**SUPPLIED RECORDS:**

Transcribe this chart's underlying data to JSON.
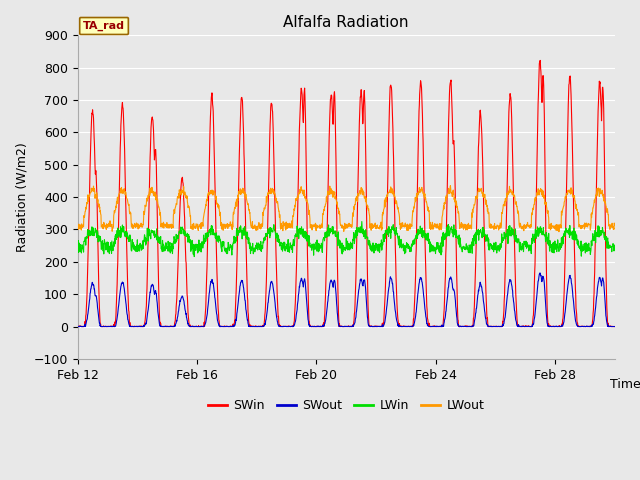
{
  "title": "Alfalfa Radiation",
  "ylabel": "Radiation (W/m2)",
  "xlabel": "Time",
  "annotation": "TA_rad",
  "ylim": [
    -100,
    900
  ],
  "yticks": [
    -100,
    0,
    100,
    200,
    300,
    400,
    500,
    600,
    700,
    800,
    900
  ],
  "xtick_labels": [
    "Feb 12",
    "Feb 16",
    "Feb 20",
    "Feb 24",
    "Feb 28"
  ],
  "xtick_positions": [
    0,
    4,
    8,
    12,
    16
  ],
  "colors": {
    "SWin": "#ff0000",
    "SWout": "#0000cc",
    "LWin": "#00dd00",
    "LWout": "#ff9900"
  },
  "fig_bg_color": "#e8e8e8",
  "plot_bg_color": "#e8e8e8",
  "title_fontsize": 11,
  "axis_fontsize": 9,
  "n_days": 18,
  "sw_peaks": [
    670,
    690,
    650,
    460,
    720,
    710,
    690,
    735,
    720,
    725,
    750,
    755,
    760,
    660,
    715,
    820,
    775,
    750
  ],
  "sw_peaks2": [
    480,
    0,
    550,
    0,
    0,
    0,
    0,
    730,
    720,
    730,
    0,
    0,
    575,
    0,
    0,
    775,
    0,
    740
  ]
}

**GIVEN PROBLEM:**
Repeat each record exactly as shown above, dropping all images.

**CORRECT OUTPUT:**
Transcribe this chart's underlying data to JSON.
{
  "title": "Alfalfa Radiation",
  "ylabel": "Radiation (W/m2)",
  "xlabel": "Time",
  "annotation": "TA_rad",
  "ylim": [
    -100,
    900
  ],
  "yticks": [
    -100,
    0,
    100,
    200,
    300,
    400,
    500,
    600,
    700,
    800,
    900
  ],
  "xtick_labels": [
    "Feb 12",
    "Feb 16",
    "Feb 20",
    "Feb 24",
    "Feb 28"
  ],
  "xtick_positions": [
    0,
    4,
    8,
    12,
    16
  ],
  "colors": {
    "SWin": "#ff0000",
    "SWout": "#0000cc",
    "LWin": "#00dd00",
    "LWout": "#ff9900"
  },
  "fig_bg_color": "#e8e8e8",
  "plot_bg_color": "#e8e8e8",
  "title_fontsize": 11,
  "axis_fontsize": 9,
  "n_days": 18,
  "sw_peaks": [
    670,
    690,
    650,
    460,
    720,
    710,
    690,
    735,
    720,
    725,
    750,
    755,
    760,
    660,
    715,
    820,
    775,
    750
  ],
  "sw_peaks2": [
    480,
    0,
    550,
    0,
    0,
    0,
    0,
    730,
    720,
    730,
    0,
    0,
    575,
    0,
    0,
    775,
    0,
    740
  ]
}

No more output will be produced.